** Start **

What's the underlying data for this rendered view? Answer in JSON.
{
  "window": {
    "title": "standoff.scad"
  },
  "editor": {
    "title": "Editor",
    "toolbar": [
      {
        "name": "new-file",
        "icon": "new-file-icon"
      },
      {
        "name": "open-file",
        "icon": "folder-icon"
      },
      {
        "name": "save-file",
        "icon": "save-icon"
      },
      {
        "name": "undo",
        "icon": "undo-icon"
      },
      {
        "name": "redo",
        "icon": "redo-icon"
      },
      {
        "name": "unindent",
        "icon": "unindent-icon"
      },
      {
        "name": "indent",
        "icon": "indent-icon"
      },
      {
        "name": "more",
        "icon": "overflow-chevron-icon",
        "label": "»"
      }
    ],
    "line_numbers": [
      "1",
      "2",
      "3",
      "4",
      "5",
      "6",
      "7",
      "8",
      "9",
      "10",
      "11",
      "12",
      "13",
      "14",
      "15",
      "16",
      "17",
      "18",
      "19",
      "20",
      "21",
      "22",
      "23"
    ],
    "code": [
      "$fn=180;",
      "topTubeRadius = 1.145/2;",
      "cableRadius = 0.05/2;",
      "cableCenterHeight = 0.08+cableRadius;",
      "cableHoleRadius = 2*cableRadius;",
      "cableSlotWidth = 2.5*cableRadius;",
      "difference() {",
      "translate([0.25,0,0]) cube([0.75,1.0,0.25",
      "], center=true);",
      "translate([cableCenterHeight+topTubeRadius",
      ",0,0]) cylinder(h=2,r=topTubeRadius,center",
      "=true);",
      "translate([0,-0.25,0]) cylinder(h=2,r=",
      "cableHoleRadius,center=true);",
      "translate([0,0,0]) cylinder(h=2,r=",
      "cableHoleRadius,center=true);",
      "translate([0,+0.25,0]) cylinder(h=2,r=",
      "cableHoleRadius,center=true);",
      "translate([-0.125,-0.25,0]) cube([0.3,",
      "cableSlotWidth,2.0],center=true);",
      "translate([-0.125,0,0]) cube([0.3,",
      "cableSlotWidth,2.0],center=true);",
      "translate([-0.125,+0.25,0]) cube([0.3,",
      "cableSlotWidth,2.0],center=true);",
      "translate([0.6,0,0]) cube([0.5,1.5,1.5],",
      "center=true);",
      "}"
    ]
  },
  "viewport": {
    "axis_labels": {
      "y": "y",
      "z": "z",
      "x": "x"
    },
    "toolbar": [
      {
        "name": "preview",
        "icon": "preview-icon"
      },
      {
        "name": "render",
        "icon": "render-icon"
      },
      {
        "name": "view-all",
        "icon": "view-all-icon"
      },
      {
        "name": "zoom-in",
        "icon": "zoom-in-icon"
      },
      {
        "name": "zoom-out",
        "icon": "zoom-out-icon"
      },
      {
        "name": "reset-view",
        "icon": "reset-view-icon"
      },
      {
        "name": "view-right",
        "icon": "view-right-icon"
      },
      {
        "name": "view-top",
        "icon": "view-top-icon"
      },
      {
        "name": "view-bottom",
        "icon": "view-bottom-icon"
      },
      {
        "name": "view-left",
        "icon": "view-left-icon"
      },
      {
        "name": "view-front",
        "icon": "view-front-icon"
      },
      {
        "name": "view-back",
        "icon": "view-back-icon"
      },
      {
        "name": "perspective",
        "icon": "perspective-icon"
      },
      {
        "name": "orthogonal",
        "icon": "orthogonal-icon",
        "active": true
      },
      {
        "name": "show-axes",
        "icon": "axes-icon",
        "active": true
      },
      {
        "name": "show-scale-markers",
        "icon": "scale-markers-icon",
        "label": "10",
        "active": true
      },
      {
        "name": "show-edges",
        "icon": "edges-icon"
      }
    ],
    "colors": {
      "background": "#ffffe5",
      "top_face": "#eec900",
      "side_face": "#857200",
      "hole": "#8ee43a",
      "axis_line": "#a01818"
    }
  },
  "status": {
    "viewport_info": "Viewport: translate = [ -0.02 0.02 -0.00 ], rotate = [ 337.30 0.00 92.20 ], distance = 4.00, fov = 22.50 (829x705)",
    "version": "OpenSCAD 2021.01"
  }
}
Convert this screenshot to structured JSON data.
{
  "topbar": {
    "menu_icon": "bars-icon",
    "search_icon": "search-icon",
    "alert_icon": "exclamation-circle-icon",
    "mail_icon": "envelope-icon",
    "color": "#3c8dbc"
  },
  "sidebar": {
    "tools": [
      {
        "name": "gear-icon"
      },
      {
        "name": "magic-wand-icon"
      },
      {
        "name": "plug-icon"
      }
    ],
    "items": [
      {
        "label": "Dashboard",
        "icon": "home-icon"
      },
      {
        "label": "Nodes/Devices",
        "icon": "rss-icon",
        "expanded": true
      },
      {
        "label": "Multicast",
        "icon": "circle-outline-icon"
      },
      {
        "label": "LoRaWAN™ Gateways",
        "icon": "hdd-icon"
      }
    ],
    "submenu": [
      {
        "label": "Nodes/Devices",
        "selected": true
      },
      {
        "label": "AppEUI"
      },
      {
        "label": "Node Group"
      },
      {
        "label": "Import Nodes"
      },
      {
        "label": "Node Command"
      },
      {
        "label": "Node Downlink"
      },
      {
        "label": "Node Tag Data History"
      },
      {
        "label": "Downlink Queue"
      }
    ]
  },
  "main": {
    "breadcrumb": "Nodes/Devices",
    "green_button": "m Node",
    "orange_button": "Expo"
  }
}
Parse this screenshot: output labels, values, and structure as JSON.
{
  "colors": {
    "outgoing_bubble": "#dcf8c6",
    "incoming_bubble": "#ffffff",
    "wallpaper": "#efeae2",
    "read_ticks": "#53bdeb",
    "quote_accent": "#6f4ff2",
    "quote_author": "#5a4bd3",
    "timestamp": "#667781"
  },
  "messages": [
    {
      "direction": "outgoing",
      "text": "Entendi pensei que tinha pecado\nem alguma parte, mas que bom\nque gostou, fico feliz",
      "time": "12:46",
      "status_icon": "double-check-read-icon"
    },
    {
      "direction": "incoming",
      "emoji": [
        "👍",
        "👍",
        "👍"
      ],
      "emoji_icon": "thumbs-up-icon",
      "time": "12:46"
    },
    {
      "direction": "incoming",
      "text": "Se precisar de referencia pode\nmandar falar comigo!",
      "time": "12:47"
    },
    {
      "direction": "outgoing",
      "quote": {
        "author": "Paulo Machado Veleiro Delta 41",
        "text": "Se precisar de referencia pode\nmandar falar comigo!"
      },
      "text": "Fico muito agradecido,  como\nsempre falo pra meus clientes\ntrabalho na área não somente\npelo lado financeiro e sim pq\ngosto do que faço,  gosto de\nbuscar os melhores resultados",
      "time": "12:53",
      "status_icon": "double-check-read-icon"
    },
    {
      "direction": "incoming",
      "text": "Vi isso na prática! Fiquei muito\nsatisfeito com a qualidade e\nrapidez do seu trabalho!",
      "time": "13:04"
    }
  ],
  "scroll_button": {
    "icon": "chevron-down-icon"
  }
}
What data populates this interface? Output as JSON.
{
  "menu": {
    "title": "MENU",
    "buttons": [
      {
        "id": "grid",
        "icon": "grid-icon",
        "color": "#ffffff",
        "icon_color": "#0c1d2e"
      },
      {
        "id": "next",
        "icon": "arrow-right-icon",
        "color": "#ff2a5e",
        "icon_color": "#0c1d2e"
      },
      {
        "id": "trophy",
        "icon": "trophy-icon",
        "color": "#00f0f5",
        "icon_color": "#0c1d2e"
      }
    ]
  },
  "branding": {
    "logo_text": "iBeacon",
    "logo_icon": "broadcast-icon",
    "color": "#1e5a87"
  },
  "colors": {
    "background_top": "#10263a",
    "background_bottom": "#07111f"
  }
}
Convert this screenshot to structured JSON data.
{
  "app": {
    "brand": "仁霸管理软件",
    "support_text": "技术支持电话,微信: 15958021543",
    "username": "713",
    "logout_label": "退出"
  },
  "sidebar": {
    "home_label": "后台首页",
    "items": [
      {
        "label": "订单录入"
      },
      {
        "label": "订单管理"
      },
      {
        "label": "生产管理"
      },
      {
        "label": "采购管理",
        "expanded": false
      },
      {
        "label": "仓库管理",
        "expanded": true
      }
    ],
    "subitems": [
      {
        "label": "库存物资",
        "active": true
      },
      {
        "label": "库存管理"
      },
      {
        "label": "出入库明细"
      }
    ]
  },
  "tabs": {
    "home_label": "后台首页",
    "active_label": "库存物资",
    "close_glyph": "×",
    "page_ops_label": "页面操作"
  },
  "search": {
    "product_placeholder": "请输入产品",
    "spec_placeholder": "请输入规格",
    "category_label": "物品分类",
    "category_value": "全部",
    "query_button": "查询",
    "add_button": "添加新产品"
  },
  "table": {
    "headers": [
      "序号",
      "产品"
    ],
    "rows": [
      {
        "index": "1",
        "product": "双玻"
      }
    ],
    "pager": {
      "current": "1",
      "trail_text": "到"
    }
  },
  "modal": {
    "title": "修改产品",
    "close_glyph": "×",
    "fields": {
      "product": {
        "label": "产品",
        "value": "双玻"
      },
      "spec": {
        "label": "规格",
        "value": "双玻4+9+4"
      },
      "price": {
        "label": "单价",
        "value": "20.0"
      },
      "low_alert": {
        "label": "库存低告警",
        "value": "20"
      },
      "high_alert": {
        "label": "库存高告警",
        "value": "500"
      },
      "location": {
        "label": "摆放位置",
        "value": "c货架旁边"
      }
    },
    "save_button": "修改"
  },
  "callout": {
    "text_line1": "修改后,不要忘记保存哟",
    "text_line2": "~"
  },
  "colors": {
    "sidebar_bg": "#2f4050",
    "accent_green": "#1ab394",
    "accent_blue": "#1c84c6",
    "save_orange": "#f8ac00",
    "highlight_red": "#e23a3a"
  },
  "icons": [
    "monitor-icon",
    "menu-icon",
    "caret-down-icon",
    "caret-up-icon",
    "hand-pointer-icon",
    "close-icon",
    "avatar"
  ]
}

** End **

*Problem description*. Report every line in the data above in which the word "scale" appears.

*Task solution*.
        "name": "show-scale-markers",
        "icon": "scale-markers-icon",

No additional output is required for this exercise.